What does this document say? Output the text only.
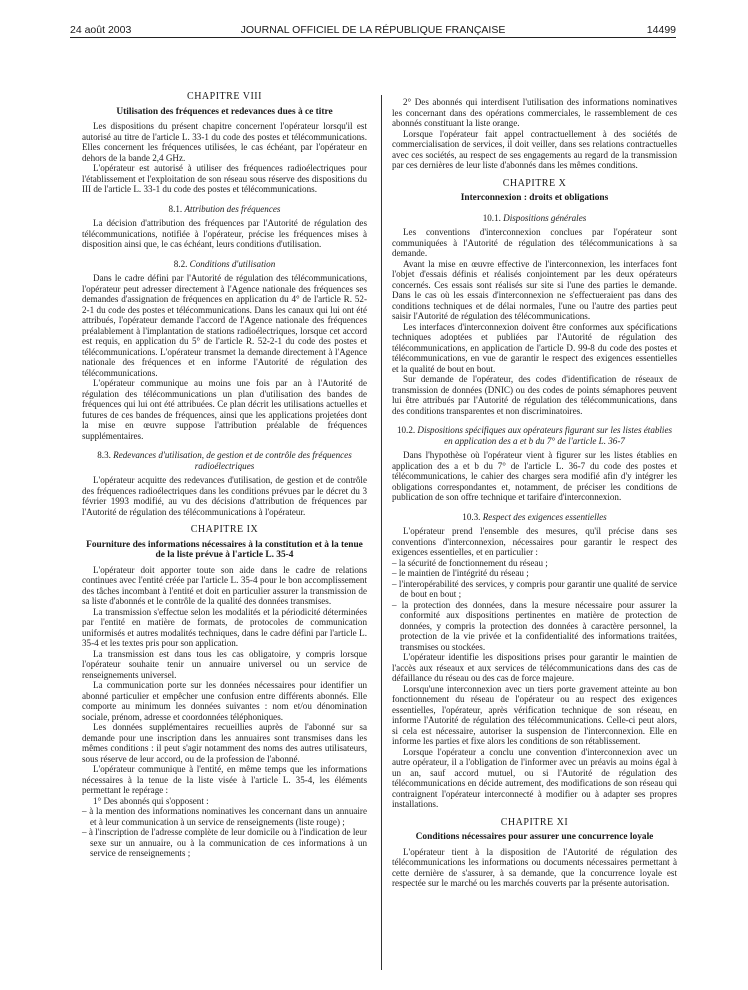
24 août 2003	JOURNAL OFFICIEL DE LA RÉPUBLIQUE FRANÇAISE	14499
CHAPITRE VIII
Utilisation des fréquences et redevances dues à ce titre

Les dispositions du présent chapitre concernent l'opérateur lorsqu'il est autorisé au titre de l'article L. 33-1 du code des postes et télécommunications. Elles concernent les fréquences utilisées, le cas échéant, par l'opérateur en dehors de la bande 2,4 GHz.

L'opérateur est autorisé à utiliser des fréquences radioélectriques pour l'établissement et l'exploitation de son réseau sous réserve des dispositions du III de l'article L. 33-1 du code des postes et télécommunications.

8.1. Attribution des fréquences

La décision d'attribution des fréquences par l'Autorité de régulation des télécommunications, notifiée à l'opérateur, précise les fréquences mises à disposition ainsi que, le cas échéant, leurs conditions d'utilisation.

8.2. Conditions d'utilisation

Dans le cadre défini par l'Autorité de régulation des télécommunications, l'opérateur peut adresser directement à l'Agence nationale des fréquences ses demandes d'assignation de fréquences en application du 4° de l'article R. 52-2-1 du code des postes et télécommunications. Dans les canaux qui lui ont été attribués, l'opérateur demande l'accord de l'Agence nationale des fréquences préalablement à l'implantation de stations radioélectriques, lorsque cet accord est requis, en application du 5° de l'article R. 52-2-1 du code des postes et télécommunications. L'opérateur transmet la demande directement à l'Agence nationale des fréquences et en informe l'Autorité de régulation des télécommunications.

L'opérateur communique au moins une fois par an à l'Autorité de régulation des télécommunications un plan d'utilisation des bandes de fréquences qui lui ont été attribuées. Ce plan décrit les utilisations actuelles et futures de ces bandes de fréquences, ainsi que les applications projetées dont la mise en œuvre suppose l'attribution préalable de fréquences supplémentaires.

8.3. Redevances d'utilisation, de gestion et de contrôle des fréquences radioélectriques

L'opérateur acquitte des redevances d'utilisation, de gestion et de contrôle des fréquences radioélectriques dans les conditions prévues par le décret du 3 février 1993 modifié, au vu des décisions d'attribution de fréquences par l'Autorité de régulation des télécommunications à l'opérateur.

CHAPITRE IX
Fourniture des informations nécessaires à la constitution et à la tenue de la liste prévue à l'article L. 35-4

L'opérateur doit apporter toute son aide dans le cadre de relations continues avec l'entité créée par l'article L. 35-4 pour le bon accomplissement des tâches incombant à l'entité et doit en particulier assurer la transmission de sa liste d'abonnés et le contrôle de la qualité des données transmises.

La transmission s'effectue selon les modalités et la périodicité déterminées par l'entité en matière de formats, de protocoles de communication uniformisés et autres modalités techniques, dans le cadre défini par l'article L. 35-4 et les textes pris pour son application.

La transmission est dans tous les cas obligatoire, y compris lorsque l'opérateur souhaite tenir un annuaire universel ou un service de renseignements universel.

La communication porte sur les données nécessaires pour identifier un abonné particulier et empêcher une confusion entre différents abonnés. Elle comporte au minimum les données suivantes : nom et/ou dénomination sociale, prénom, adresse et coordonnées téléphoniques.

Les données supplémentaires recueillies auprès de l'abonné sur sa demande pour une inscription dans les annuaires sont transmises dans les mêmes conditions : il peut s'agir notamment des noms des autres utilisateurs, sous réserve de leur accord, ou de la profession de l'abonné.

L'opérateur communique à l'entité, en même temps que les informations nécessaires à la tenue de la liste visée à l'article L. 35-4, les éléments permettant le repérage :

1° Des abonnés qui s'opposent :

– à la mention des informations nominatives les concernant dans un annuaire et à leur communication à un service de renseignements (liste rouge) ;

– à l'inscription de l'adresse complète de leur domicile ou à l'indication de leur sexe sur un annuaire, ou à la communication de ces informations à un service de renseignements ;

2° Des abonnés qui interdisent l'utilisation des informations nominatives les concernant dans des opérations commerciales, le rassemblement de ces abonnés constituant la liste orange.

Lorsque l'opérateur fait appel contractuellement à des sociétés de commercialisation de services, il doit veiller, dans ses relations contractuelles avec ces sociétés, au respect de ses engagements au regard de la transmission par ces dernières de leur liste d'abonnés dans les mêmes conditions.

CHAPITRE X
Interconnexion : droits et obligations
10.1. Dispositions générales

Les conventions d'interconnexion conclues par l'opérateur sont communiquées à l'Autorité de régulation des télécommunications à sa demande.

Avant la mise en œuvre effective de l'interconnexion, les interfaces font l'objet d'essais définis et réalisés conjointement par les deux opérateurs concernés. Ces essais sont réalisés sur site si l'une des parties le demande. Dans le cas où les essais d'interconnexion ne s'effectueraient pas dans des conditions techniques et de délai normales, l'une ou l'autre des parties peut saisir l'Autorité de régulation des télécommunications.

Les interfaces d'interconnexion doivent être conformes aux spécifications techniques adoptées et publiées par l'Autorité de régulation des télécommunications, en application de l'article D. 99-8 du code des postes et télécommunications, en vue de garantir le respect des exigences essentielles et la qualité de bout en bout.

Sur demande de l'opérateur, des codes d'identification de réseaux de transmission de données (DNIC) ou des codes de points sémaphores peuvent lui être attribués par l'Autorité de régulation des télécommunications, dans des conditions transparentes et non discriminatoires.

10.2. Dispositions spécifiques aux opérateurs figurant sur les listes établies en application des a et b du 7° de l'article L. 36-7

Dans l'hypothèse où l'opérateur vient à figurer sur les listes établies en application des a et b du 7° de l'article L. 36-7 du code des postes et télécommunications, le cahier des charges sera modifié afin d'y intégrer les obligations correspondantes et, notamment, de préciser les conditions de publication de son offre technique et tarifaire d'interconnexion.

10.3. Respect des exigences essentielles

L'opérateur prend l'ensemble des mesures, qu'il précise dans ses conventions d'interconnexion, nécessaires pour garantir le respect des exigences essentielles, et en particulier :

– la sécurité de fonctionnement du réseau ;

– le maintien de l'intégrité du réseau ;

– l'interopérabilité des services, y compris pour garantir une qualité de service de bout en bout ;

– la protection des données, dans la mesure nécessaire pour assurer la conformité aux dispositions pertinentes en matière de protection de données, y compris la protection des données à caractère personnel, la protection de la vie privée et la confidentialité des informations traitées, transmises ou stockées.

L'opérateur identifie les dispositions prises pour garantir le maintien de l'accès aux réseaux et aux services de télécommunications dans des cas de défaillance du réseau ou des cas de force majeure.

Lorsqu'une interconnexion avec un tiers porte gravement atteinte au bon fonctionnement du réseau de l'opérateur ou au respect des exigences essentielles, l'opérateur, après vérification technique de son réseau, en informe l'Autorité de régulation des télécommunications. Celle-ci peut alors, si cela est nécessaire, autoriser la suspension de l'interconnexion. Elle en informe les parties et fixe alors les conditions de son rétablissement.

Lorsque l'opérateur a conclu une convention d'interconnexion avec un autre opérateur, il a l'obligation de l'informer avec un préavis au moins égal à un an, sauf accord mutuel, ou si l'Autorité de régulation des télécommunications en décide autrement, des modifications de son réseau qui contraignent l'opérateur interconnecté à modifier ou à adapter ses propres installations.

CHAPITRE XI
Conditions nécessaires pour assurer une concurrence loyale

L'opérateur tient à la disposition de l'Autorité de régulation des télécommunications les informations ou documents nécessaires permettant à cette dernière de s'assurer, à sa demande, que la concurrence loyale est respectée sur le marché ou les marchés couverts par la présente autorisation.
===============
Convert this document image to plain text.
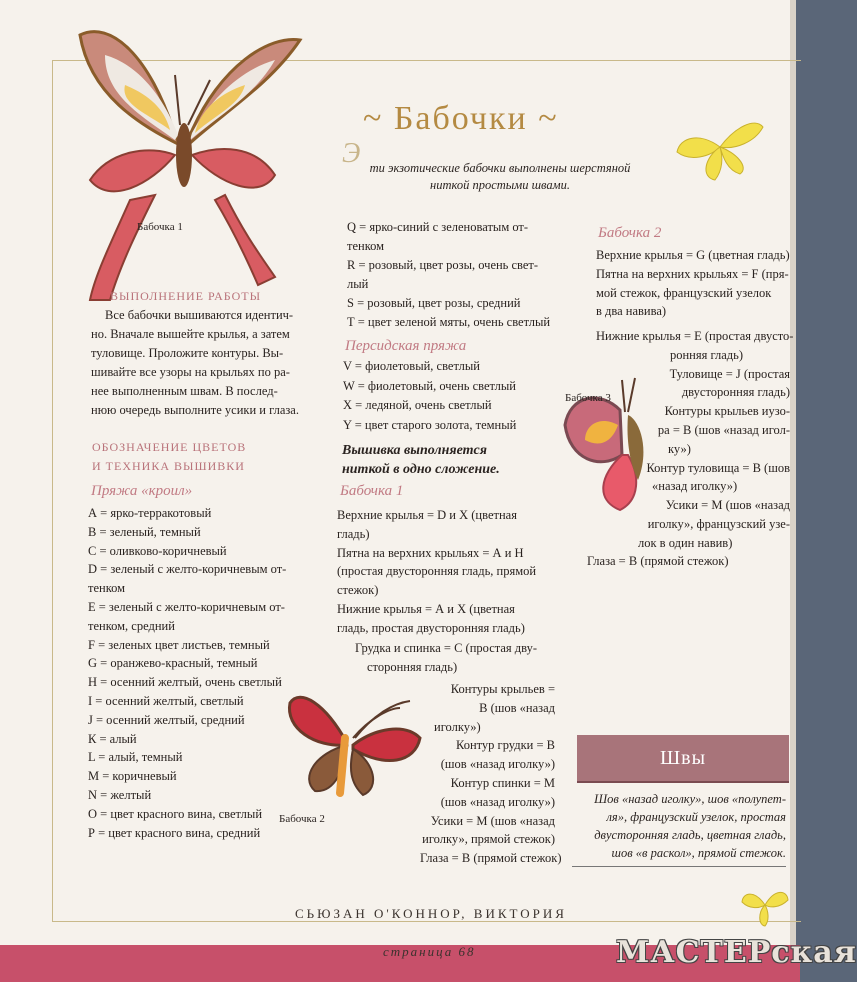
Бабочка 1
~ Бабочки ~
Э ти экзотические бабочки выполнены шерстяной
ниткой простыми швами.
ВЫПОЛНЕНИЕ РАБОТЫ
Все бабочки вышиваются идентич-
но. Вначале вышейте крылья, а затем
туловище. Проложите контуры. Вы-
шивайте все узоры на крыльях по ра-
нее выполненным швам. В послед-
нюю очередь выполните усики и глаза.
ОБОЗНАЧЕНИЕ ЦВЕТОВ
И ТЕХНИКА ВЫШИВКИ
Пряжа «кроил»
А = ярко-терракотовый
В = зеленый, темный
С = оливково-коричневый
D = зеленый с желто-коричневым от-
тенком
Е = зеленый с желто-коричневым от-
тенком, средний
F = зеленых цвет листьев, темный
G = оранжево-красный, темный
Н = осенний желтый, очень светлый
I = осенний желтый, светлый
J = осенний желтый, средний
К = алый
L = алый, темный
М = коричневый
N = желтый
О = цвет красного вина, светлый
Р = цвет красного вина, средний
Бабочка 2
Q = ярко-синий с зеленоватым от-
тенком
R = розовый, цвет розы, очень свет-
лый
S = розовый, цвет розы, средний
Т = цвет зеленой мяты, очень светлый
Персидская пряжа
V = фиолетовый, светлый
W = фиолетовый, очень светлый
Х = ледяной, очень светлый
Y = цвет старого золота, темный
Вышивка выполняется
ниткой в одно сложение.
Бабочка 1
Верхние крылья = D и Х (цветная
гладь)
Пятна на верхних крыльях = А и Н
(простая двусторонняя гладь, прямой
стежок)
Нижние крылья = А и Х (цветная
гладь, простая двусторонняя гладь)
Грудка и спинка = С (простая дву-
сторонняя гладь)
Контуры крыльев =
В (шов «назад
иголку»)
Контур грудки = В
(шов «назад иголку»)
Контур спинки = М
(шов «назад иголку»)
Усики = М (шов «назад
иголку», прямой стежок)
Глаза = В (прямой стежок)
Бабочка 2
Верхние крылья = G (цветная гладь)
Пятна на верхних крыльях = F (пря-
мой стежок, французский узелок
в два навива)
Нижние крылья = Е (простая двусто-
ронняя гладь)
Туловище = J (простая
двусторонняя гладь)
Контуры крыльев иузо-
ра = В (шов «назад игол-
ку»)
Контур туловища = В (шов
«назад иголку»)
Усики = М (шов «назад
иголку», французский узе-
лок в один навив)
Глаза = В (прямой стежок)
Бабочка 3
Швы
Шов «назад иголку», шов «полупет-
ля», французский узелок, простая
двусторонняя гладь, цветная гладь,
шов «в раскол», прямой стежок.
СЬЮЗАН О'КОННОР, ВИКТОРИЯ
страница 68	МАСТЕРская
===============
=== AIM OF THE TASK ===
Copy out each line of the entries that holds "permettant".

=== COMPLETED TASK ===
L'opérateur communique à l'entité, en même temps que les informations nécessaires à la tenue de la liste visée à l'article L. 35-4, les éléments permettant le repérage :
L'opérateur tient à la disposition de l'Autorité de régulation des télécommunications les informations ou documents nécessaires permettant à cette dernière de s'assurer, à sa demande, que la concurrence loyale est respectée sur le marché ou les marchés couverts par la présente autorisation.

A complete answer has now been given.